Information provided:
## BEGIN

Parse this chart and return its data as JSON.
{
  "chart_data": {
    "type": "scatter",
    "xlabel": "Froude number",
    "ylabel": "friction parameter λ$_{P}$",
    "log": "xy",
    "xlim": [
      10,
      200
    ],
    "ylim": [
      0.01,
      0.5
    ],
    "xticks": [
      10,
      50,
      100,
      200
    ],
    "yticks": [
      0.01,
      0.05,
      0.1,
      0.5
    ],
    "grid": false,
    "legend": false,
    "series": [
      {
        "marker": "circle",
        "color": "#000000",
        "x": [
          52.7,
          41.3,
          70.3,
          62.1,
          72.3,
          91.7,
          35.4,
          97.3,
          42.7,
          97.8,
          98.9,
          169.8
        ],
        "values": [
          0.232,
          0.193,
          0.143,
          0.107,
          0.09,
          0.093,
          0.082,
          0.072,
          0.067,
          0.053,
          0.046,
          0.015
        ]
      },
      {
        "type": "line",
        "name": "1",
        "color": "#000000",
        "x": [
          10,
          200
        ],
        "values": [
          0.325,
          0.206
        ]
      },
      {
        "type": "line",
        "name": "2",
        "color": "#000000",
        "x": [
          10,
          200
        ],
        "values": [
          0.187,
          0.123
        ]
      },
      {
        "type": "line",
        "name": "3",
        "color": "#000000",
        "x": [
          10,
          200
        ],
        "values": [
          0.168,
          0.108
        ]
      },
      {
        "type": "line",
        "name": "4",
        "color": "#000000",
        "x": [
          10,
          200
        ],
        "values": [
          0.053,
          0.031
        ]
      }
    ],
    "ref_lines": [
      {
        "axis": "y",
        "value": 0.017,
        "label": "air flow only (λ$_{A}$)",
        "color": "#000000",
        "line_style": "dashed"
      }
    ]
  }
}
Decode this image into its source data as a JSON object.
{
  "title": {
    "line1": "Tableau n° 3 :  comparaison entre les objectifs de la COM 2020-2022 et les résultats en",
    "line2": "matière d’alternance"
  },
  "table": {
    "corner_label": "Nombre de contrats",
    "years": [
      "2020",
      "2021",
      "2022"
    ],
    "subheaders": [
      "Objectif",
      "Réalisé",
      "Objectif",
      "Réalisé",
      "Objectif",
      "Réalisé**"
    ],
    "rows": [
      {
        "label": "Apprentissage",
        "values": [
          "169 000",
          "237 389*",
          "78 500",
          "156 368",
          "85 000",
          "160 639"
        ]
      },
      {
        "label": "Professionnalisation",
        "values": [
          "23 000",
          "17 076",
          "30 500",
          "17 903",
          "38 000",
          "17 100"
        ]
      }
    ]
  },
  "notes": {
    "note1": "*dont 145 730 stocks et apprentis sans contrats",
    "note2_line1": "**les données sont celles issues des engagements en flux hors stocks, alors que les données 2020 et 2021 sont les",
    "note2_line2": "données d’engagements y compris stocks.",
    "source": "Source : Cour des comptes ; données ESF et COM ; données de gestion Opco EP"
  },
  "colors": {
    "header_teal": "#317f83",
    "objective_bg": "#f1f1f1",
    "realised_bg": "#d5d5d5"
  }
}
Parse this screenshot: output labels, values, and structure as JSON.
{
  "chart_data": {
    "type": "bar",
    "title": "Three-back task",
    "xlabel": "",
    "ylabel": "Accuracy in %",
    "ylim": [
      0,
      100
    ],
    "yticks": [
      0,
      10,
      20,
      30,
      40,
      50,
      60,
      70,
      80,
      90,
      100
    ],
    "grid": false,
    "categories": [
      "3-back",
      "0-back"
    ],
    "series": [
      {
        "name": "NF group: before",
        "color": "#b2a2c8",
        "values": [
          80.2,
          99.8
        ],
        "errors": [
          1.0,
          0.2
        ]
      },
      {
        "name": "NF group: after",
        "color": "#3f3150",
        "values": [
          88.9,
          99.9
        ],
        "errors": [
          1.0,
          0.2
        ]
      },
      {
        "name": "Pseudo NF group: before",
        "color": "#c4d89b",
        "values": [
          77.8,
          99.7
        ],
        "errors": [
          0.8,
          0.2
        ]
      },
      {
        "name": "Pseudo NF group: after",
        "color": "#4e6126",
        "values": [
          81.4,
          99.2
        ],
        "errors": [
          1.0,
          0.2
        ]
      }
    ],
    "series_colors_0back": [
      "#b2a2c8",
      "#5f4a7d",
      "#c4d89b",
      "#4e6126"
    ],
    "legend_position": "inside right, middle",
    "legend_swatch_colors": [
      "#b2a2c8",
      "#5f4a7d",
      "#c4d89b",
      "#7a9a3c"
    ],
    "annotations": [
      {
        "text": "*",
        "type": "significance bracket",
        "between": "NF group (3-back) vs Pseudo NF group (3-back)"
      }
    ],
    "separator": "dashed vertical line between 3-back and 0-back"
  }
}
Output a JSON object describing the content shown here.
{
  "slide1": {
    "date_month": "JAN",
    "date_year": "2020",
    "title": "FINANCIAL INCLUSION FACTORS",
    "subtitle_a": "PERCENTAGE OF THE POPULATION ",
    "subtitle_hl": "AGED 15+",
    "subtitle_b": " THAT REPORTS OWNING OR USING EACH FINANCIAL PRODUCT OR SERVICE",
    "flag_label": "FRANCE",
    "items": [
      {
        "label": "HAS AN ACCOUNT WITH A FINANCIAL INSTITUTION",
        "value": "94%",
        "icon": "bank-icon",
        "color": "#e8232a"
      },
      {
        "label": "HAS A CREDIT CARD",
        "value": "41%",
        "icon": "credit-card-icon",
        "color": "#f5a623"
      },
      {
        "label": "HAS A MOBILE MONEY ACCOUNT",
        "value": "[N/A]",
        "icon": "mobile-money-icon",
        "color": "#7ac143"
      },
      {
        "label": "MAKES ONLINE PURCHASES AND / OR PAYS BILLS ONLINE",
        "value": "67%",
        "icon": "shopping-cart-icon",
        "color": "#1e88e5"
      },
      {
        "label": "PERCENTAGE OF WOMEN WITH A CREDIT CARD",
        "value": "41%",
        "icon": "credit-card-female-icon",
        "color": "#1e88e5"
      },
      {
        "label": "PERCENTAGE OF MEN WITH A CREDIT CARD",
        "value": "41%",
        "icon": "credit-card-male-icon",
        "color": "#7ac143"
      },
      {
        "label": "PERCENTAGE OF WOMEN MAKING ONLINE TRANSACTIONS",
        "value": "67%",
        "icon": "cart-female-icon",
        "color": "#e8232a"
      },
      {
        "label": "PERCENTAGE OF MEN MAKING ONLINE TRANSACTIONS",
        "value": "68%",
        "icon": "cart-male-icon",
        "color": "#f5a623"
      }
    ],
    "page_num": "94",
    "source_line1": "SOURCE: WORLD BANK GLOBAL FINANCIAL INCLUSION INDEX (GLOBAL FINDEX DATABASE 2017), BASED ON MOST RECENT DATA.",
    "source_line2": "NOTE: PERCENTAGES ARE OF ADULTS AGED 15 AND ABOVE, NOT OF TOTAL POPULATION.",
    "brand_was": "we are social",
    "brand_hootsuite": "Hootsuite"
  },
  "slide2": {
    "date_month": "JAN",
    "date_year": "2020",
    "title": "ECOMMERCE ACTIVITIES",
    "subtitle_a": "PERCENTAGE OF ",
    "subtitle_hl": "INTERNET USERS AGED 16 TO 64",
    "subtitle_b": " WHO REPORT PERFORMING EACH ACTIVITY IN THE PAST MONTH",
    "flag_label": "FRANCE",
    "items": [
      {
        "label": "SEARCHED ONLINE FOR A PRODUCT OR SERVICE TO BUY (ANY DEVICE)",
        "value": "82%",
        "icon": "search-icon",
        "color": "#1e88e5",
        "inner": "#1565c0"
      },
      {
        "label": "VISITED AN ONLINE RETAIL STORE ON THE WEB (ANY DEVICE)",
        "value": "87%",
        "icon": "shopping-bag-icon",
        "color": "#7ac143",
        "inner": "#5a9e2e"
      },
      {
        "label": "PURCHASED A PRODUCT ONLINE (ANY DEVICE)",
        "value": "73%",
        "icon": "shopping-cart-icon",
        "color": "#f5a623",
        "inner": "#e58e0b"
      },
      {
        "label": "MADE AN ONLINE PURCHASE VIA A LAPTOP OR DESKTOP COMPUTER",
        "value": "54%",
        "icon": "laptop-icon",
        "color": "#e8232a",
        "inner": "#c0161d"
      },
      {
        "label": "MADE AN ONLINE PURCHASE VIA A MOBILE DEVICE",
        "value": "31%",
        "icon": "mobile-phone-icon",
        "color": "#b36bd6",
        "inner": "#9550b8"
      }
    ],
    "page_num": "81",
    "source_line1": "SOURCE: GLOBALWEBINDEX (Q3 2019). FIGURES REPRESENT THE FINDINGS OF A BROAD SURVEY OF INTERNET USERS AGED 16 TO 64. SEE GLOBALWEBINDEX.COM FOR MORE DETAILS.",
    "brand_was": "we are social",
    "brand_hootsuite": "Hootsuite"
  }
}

## END

Goal: Using the records above, find and show each line with the string "name".

Final result:
        "name": "1",
        "name": "2",
        "name": "3",
        "name": "4",
        "name": "NF group: before",
        "name": "NF group: after",
        "name": "Pseudo NF group: before",
        "name": "Pseudo NF group: after",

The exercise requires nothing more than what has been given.